++++ Records for this exercise ++++

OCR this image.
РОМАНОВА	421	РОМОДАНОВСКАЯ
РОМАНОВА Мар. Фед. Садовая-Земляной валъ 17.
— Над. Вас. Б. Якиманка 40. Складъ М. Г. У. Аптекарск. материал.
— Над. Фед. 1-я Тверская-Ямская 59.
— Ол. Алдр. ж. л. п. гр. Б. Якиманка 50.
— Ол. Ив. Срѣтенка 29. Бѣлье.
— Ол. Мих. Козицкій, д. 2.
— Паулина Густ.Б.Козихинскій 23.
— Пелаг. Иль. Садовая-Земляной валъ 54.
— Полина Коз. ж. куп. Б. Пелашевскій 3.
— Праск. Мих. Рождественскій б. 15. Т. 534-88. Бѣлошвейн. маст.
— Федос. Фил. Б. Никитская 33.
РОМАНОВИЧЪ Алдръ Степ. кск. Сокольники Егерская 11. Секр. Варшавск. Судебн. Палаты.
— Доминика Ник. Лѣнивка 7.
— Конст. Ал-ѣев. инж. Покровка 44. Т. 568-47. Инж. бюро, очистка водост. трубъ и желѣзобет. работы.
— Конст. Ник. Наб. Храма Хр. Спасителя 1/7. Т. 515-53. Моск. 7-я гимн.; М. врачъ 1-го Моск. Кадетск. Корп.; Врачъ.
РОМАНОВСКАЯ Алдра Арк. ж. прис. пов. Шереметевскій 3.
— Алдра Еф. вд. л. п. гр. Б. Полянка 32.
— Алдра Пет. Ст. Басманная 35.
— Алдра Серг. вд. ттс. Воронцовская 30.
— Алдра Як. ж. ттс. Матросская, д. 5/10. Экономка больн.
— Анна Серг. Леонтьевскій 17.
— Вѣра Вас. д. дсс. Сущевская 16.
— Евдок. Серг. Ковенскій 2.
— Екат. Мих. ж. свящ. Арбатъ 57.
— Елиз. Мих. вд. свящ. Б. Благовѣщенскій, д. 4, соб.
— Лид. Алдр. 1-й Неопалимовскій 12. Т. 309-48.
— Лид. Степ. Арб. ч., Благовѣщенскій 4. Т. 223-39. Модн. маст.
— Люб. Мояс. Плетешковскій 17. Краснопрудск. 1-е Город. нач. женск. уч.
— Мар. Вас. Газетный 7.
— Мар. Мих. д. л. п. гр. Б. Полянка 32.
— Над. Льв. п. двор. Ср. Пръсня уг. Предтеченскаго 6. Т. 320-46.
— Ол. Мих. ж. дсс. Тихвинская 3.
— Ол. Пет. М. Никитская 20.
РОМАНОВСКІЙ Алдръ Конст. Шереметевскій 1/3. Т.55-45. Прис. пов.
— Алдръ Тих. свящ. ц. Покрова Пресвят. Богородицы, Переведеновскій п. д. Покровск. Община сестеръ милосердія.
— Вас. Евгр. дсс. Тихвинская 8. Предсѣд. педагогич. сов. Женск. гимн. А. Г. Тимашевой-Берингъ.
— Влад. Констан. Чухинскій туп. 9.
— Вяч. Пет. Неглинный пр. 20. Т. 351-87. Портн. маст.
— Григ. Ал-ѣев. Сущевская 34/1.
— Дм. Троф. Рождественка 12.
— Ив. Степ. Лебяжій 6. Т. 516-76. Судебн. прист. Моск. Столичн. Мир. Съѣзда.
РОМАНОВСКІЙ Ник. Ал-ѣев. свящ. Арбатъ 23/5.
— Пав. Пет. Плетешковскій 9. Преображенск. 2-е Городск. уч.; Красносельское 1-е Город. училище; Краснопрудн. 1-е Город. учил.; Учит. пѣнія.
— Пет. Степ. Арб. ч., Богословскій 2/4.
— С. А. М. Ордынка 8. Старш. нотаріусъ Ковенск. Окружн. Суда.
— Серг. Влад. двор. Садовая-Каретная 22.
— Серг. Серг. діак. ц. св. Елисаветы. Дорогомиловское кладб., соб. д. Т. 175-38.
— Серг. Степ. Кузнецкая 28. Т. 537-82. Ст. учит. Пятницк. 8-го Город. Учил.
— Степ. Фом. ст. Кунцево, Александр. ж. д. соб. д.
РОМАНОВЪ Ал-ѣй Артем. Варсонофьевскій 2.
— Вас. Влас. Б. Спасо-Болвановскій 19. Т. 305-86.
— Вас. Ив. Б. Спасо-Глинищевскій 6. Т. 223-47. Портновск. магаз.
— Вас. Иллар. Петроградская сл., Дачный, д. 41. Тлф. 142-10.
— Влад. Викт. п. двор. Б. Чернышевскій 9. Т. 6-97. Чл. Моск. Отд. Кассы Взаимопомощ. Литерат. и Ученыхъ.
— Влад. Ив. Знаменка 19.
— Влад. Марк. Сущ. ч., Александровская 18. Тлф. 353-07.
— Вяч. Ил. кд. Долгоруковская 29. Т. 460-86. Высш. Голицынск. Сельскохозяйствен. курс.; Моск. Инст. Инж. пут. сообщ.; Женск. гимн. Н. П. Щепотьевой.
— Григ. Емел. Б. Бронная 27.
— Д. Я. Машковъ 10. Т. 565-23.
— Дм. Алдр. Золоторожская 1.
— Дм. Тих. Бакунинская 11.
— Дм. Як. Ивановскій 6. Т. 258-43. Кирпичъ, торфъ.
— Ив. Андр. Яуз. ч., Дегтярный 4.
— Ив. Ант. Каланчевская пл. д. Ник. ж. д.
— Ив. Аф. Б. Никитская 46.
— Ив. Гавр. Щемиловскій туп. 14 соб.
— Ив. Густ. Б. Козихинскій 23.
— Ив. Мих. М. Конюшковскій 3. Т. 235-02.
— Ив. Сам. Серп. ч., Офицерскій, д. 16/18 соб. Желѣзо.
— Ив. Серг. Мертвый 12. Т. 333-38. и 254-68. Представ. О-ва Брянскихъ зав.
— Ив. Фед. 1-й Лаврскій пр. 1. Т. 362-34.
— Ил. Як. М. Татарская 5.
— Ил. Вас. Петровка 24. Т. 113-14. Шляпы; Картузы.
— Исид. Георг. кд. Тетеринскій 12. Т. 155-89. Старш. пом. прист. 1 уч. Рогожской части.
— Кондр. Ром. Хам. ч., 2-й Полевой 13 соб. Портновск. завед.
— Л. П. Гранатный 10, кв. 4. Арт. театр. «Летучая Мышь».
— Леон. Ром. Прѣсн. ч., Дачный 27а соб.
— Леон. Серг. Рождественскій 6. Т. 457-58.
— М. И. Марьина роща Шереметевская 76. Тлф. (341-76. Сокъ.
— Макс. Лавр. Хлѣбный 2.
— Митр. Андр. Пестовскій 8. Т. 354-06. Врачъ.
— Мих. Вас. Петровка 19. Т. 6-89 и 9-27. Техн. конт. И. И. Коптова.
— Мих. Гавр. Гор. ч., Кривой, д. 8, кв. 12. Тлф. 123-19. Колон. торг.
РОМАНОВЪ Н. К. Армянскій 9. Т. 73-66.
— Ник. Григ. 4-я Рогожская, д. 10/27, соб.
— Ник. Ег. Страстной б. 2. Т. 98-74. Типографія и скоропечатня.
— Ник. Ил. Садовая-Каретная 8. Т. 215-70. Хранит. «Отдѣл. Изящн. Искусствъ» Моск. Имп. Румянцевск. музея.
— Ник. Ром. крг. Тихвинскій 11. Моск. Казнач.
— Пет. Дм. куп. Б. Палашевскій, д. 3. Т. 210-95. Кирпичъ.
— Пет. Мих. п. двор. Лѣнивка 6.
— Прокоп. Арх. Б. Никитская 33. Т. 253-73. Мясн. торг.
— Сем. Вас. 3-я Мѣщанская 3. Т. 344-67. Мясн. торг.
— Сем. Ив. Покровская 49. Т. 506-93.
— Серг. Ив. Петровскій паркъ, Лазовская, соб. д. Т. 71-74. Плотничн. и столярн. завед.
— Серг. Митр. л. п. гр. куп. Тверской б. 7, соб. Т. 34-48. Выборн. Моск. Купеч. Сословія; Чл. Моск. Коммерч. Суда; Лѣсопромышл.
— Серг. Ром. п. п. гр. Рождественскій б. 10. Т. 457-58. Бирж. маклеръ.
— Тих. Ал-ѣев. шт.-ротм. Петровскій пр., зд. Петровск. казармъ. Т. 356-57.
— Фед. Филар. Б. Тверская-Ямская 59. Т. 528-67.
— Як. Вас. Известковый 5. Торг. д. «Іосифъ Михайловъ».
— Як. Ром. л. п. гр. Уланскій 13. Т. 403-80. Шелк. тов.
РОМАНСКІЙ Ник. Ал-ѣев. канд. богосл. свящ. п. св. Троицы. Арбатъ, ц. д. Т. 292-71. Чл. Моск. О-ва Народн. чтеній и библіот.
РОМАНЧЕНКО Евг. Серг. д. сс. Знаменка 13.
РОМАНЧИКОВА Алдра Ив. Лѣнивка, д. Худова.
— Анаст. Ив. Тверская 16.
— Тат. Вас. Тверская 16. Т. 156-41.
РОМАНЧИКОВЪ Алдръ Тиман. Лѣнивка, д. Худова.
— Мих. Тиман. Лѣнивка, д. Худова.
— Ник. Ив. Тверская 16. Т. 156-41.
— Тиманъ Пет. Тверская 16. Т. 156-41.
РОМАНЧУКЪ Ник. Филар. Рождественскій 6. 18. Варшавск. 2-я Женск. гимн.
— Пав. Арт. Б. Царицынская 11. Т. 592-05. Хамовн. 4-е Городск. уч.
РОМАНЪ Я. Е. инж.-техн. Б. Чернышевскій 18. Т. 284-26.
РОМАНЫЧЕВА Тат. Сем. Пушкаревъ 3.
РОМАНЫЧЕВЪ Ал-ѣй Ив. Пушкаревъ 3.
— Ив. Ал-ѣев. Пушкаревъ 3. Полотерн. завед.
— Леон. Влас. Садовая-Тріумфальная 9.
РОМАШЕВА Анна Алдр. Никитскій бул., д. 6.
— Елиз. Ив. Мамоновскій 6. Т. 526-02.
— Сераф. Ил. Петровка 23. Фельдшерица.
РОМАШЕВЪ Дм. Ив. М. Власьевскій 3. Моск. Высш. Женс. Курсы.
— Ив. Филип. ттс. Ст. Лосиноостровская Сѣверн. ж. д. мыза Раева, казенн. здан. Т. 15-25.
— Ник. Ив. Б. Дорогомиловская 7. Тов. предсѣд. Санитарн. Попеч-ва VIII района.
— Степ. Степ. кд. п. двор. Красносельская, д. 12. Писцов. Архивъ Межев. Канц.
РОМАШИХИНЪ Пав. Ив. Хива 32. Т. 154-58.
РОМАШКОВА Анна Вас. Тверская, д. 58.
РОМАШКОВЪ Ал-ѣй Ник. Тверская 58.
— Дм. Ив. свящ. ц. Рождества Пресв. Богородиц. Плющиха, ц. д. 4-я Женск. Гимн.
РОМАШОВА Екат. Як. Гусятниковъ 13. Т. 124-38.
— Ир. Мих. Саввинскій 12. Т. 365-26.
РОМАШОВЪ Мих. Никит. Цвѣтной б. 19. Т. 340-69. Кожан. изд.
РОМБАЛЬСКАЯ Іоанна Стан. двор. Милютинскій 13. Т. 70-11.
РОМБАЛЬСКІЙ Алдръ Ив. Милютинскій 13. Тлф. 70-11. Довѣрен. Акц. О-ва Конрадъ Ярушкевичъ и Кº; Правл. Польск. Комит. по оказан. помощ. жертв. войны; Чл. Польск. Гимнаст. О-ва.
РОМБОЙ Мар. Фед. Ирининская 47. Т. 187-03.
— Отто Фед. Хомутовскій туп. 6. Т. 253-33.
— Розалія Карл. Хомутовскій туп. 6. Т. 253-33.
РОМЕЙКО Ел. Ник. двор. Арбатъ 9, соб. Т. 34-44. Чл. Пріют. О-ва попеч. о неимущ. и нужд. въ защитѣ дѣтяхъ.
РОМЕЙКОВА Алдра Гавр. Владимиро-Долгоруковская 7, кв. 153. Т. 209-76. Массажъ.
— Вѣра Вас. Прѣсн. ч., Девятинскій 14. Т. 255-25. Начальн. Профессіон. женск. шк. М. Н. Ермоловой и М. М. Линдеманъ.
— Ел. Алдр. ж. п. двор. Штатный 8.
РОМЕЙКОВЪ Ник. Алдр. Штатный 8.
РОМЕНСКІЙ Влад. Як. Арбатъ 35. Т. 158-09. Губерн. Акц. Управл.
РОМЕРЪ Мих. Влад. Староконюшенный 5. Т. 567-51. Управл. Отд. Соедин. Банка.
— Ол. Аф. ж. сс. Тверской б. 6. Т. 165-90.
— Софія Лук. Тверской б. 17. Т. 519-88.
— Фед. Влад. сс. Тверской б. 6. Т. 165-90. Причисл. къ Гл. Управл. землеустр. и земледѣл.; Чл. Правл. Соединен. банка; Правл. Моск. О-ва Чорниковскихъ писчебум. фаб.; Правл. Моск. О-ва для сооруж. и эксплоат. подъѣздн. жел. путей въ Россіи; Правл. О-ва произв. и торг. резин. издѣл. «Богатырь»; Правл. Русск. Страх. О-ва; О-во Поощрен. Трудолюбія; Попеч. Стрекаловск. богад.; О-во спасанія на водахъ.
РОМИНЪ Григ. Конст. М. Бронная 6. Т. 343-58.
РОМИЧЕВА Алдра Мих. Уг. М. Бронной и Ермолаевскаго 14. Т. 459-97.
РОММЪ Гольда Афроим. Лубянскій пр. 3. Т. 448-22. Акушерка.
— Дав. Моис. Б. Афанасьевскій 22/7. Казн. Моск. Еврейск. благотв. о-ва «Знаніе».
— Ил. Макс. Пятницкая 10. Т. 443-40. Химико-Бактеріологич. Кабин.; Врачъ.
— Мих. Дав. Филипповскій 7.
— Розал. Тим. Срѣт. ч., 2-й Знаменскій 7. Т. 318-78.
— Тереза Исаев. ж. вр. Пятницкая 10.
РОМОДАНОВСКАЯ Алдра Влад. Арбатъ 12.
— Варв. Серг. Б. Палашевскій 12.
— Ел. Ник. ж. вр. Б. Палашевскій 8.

++++

__Stated problem__: Exactly how many lines of the listing above contain the string "Шереметевскій"? Give no more than the number.

__Task output__: 2